* FRAGMENTO DE PÁGINA:
┌────────
El profeta Samuel es también un hombre sorprendido. Va en secreto a Belén a ungir a uno de los hijos de Jesé como rey de Israel (1 Sam 16, 1-13). En un principio, se deja guiar por las apariencias físicas, el porte externo de aquellos jóvenes, pero Dios le da la sorpresa de elegir al muchacho más joven, David, un pastor que no se encontraba en ese momento en la casa. La sorpresa fue para Samuel, aunque también para David. Llama la atención que el joven no ponga obstáculos a su unción. Simplemente se deja hacer. Confía en el profeta enviado de Dios, y Dios le recompensará haciendo del Mesías un descendiente suyo. Tampoco nosotros debemos poner obstáculos y aceptar las previsiones de Dios, incluso en aquellas cosas que no nos parecen lógicas y que habríamos hecho de otro modo. Primero, la sorpresa, pero luego la aceptación, la confianza en un Dios que es, ante todo, Padre.
En el Nuevo Testamento, Pablo es otra gran sorpresa de Dios. No ha sido discípulo de Cristo sino un encarnizado perseguidor, uno de aquellos que pensaban que estaban rindiendo un servicio al Señor con la persecución de los cristianos, desviados de la ortodoxia farisea en la que él se había educado. Otra vez la sorpresa divina, esta vez en el camino de Damasco. La respuesta del perseguidor es: Señor, ¿qué quieres que haga? (Hch 9, 6). Una vez más la docilidad, la vida anterior queda atrás. Hay un punto de no retorno porque se ha elegido una vida mejor, aunque la senda para transitar por ella pueda resultar estrecha.
└────────
* QUÉ HACER:
• 1. Reproduce sin cambios la parte del fragmento sobre Samuel y Pablo que empieza con las palabras que contienen "El profeta Samuel" y termina con "ante todo, Padre.".
• 2. Responde estas preguntas sobre el fragmento de Samuel y Pablo:
(a) ¿A qué ciudad va Samuel en secreto para ungir a uno de los hijos de Jesé?
(b) ¿A qué se dedicaba David?
(c) ¿En qué camino le llega a Pablo la sorpresa divina?

* MATERIAL PROPORCIONADO:
┌────────
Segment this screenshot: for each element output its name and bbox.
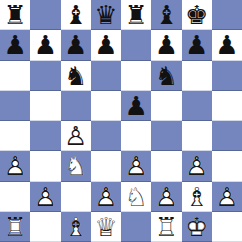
└────────
* SOLUCIONES:
• 1.
El profeta Samuel es también un hombre sorprendido. Va en secreto a Belén a ungir a uno de los hijos de Jesé como rey de Israel (1 Sam 16, 1-13). En un principio, se deja guiar por las apariencias físicas, el porte externo de aquellos jóvenes, pero Dios le da la sorpresa de elegir al muchacho más joven, David, un pastor que no se encontraba en ese momento en la casa. La sorpresa fue para Samuel, aunque también para David. Llama la atención que el joven no ponga obstáculos a su unción. Simplemente se deja hacer. Confía en el profeta enviado de Dios, y Dios le recompensará haciendo del Mesías un descendiente suyo. Tampoco nosotros debemos poner obstáculos y aceptar las previsiones de Dios, incluso en aquellas cosas que no nos parecen lógicas y que habríamos hecho de otro modo. Primero, la sorpresa, pero luego la aceptación, la confianza en un Dios que es, ante todo, Padre.

• 2.
(a) A Belén.
(b) Era pastor.
(c) En el camino de Damasco.